• _DATA_:
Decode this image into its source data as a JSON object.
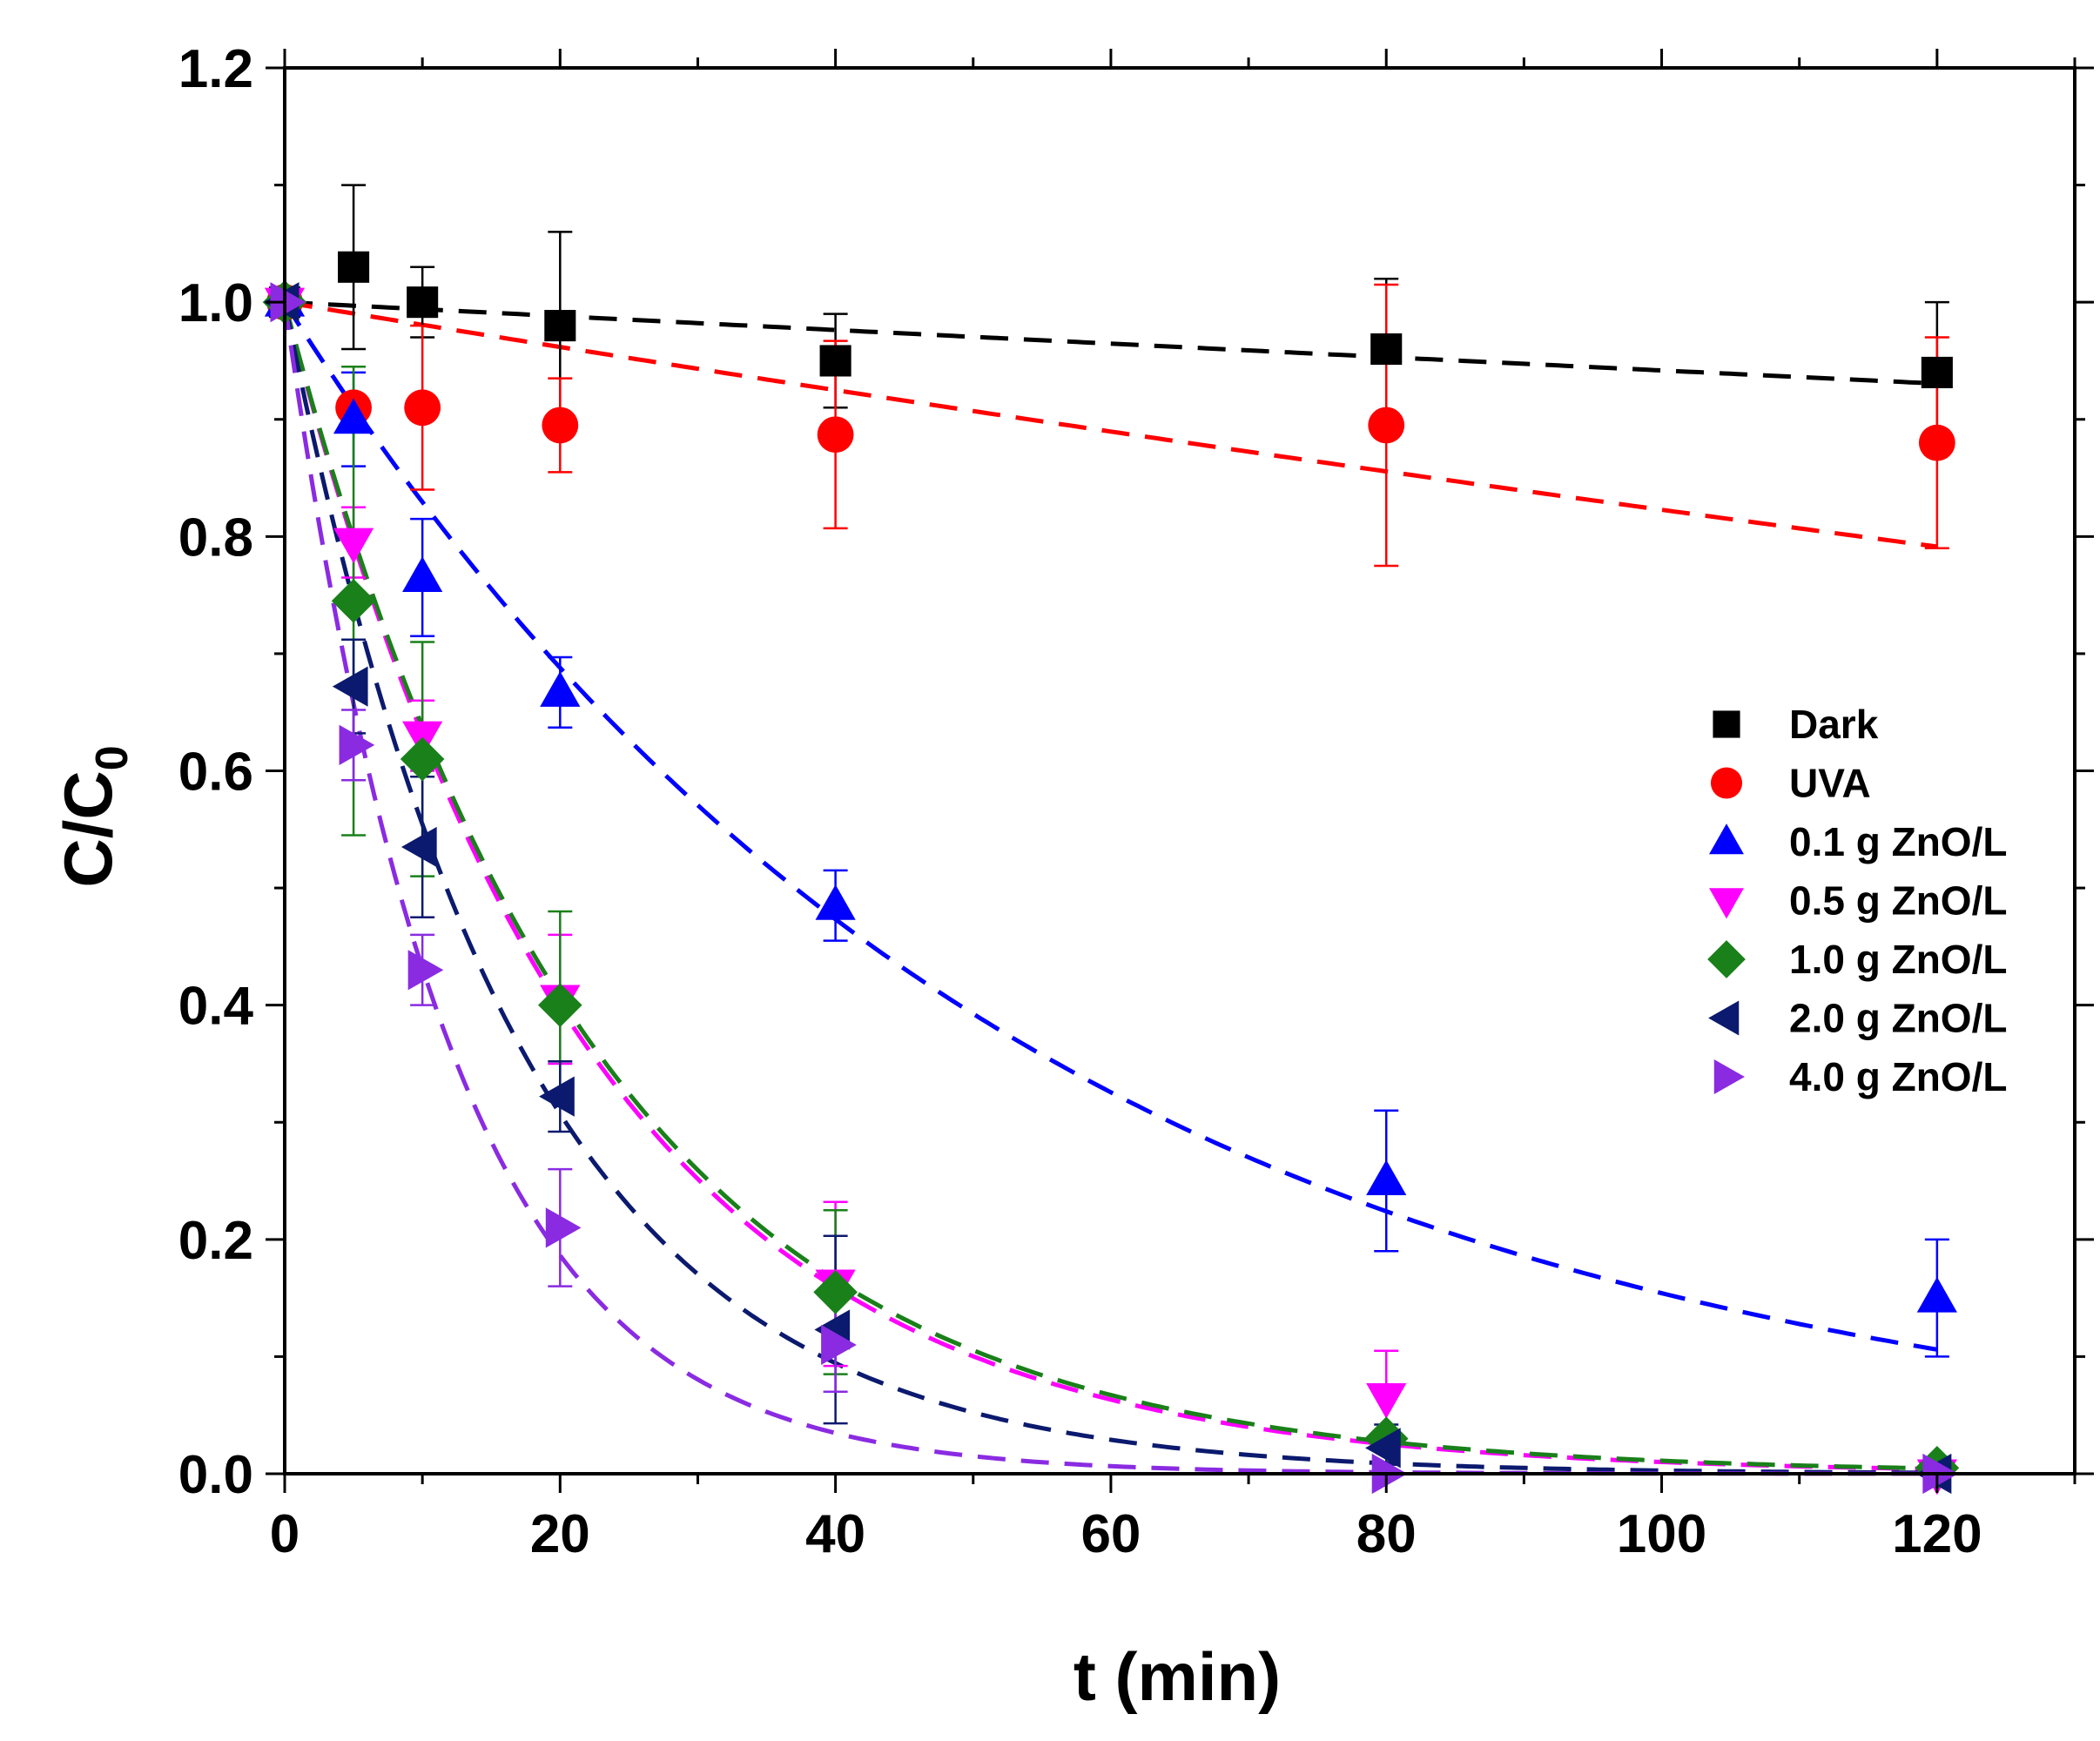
{
  "chart_data": {
    "type": "scatter",
    "title": "",
    "xlabel": "t (min)",
    "ylabel": {
      "main": "C/C",
      "sub": "0"
    },
    "xlim": [
      0,
      130
    ],
    "ylim": [
      0,
      1.2
    ],
    "xticks": [
      0,
      20,
      40,
      60,
      80,
      100,
      120
    ],
    "yticks": [
      0.0,
      0.2,
      0.4,
      0.6,
      0.8,
      1.0,
      1.2
    ],
    "xtick_labels": [
      "0",
      "20",
      "40",
      "60",
      "80",
      "100",
      "120"
    ],
    "ytick_labels": [
      "0.0",
      "0.2",
      "0.4",
      "0.6",
      "0.8",
      "1.0",
      "1.2"
    ],
    "x": [
      0,
      5,
      10,
      20,
      40,
      80,
      120
    ],
    "legend_position": "right",
    "series": [
      {
        "name": "Dark",
        "color": "#000000",
        "marker": "square",
        "values": [
          1.0,
          1.03,
          1.0,
          0.98,
          0.95,
          0.96,
          0.94
        ],
        "errors": [
          0.0,
          0.07,
          0.03,
          0.08,
          0.04,
          0.06,
          0.06
        ],
        "fit_k": 0.0006
      },
      {
        "name": "UVA",
        "color": "#ff0000",
        "marker": "circle",
        "values": [
          1.0,
          0.91,
          0.91,
          0.895,
          0.887,
          0.895,
          0.88
        ],
        "errors": [
          0.0,
          0.0,
          0.07,
          0.04,
          0.08,
          0.12,
          0.09
        ],
        "fit_k": 0.00195
      },
      {
        "name": "0.1 g ZnO/L",
        "color": "#0000ff",
        "marker": "triangle-up",
        "values": [
          1.0,
          0.9,
          0.765,
          0.667,
          0.485,
          0.25,
          0.15
        ],
        "errors": [
          0.0,
          0.04,
          0.05,
          0.03,
          0.03,
          0.06,
          0.05
        ],
        "fit_k": 0.0187
      },
      {
        "name": "0.5 g ZnO/L",
        "color": "#ff00ff",
        "marker": "triangle-down",
        "values": [
          1.0,
          0.795,
          0.63,
          0.405,
          0.162,
          0.065,
          0.0
        ],
        "errors": [
          0.0,
          0.03,
          0.03,
          0.055,
          0.07,
          0.04,
          0.0
        ],
        "fit_k": 0.046
      },
      {
        "name": "1.0 g ZnO/L",
        "color": "#1a801a",
        "marker": "diamond",
        "values": [
          1.0,
          0.745,
          0.61,
          0.4,
          0.155,
          0.03,
          0.005
        ],
        "errors": [
          0.0,
          0.2,
          0.1,
          0.08,
          0.07,
          0.0,
          0.0
        ],
        "fit_k": 0.045
      },
      {
        "name": "2.0 g ZnO/L",
        "color": "#0b1a6e",
        "marker": "triangle-left",
        "values": [
          1.0,
          0.672,
          0.535,
          0.322,
          0.123,
          0.022,
          0.0
        ],
        "errors": [
          0.0,
          0.04,
          0.06,
          0.03,
          0.08,
          0.02,
          0.0
        ],
        "fit_k": 0.059
      },
      {
        "name": "4.0 g ZnO/L",
        "color": "#8a2be2",
        "marker": "triangle-right",
        "values": [
          1.0,
          0.622,
          0.43,
          0.21,
          0.11,
          0.0,
          0.0
        ],
        "errors": [
          0.0,
          0.03,
          0.03,
          0.05,
          0.04,
          0.0,
          0.0
        ],
        "fit_k": 0.084
      }
    ]
  }
}
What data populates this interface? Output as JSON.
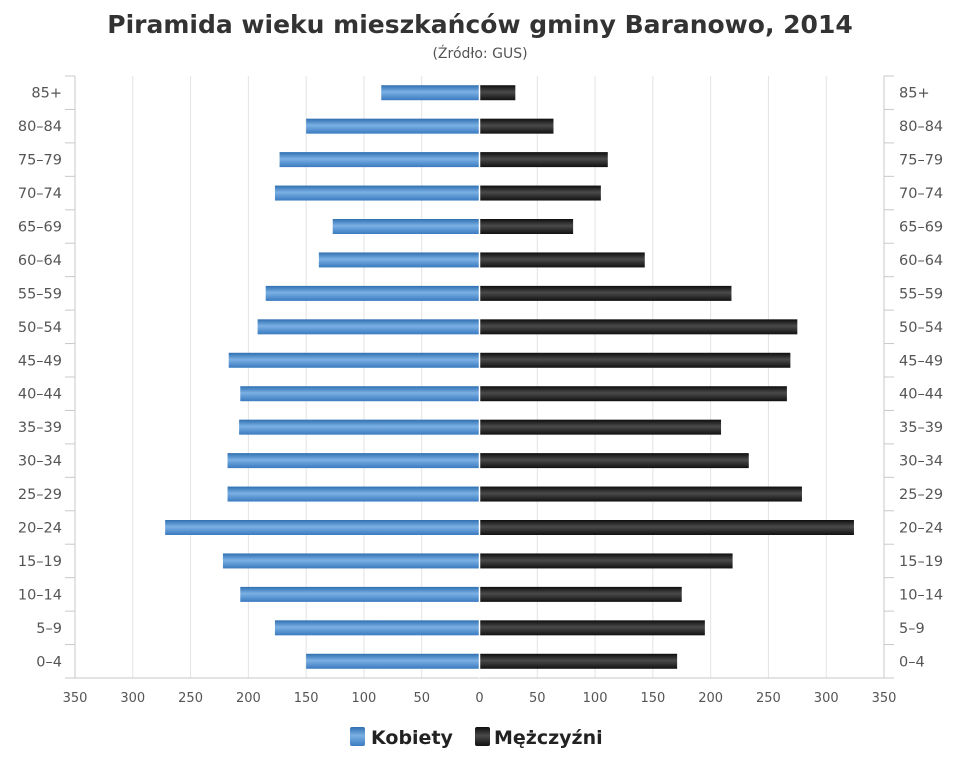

• _OBJECTIVE_: Reproduce every line of the listing above in which the string "JSON" appears.

• _TASK ANSWER_:
Decode this image into its source data as a JSON object.
What data populates this interface? Output as JSON.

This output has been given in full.